Aim → Copy out, character for character, the lines of the records from the one containing "history-source-checkbox[interactable] [906, 373, 915, 383]" through the final line, including both ends.
+++ Data to use +++
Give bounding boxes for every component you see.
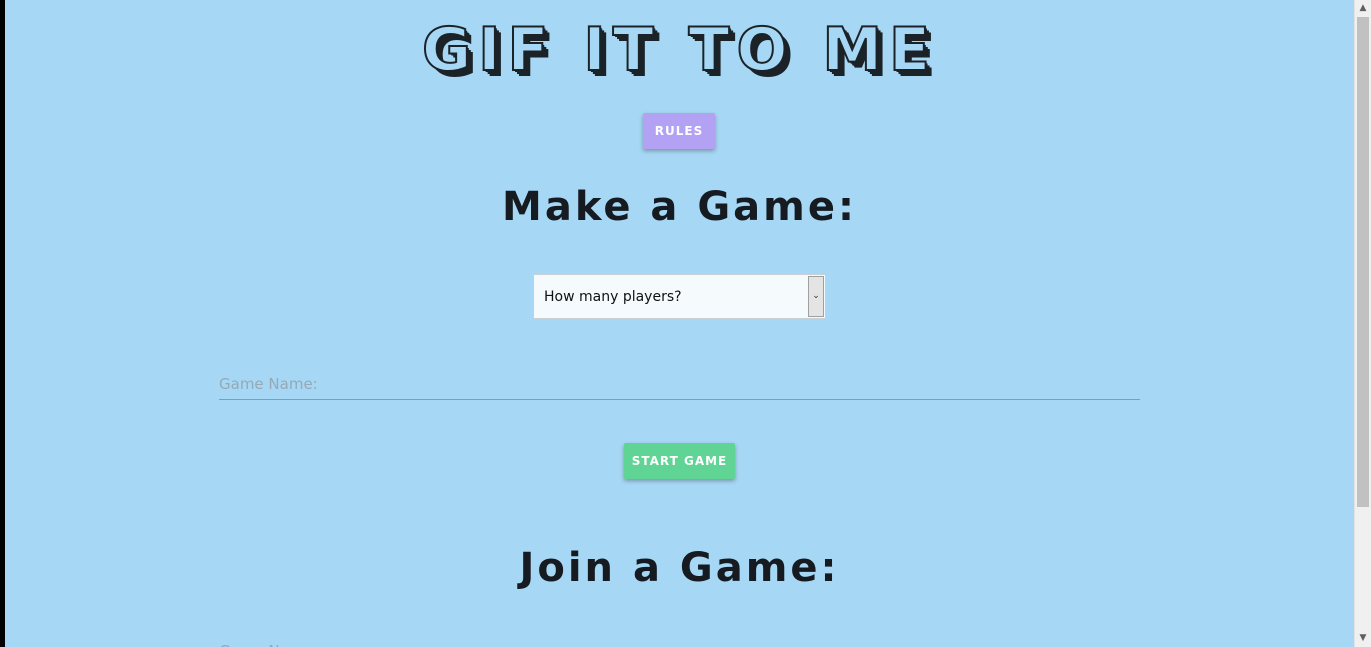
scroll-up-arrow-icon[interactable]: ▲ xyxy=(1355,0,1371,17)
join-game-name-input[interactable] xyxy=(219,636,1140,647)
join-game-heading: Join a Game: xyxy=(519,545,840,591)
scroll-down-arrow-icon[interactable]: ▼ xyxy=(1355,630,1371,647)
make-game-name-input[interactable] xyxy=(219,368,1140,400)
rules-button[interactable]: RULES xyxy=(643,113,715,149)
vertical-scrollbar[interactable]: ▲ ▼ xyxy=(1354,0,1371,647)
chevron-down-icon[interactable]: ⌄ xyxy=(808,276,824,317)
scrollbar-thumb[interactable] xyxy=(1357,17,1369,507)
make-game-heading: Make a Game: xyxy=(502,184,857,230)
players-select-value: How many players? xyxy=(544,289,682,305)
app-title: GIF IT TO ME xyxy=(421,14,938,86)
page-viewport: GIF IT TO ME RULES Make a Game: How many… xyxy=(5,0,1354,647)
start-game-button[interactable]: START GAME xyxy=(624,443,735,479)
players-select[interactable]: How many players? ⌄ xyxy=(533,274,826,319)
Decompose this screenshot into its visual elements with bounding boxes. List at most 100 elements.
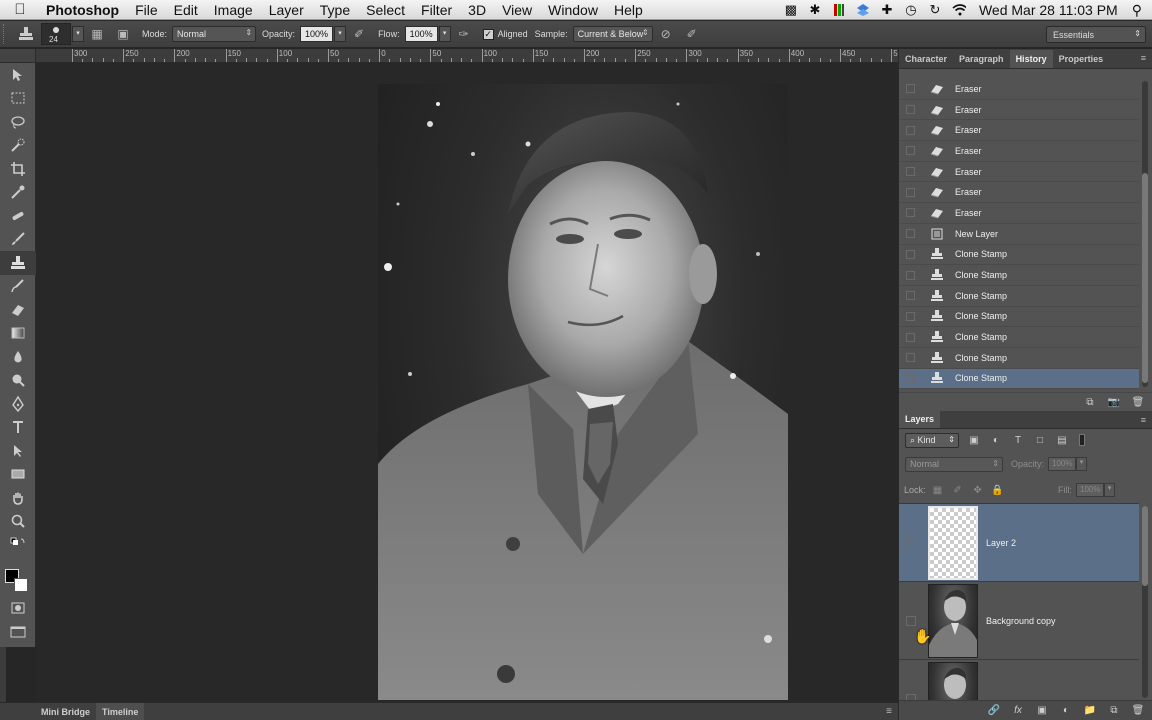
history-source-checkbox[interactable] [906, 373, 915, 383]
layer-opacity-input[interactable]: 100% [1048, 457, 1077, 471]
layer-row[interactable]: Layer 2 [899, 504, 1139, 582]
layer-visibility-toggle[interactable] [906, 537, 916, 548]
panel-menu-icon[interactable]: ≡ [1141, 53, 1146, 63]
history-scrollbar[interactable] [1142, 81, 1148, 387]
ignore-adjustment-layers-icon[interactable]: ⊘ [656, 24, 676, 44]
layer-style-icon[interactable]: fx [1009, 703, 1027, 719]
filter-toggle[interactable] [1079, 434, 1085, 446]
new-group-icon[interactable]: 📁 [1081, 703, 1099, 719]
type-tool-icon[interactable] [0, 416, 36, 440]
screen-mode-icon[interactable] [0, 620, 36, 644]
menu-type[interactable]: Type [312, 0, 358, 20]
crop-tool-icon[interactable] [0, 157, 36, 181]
+++
Right answer →
history-source-checkbox[interactable] [906, 373, 915, 383]
layer-opacity-input[interactable]: 100% [1048, 457, 1077, 471]
layer-row[interactable]: Layer 2 [899, 504, 1139, 582]
layer-visibility-toggle[interactable] [906, 537, 916, 548]
panel-menu-icon[interactable]: ≡ [1141, 53, 1146, 63]
history-scrollbar[interactable] [1142, 81, 1148, 387]
ignore-adjustment-layers-icon[interactable]: ⊘ [656, 24, 676, 44]
layer-style-icon[interactable]: fx [1009, 703, 1027, 719]
filter-toggle[interactable] [1079, 434, 1085, 446]
new-group-icon[interactable]: 📁 [1081, 703, 1099, 719]
type-tool-icon[interactable] [0, 416, 36, 440]
screen-mode-icon[interactable] [0, 620, 36, 644]
menu-type[interactable]: Type [312, 0, 358, 20]
crop-tool-icon[interactable] [0, 157, 36, 181]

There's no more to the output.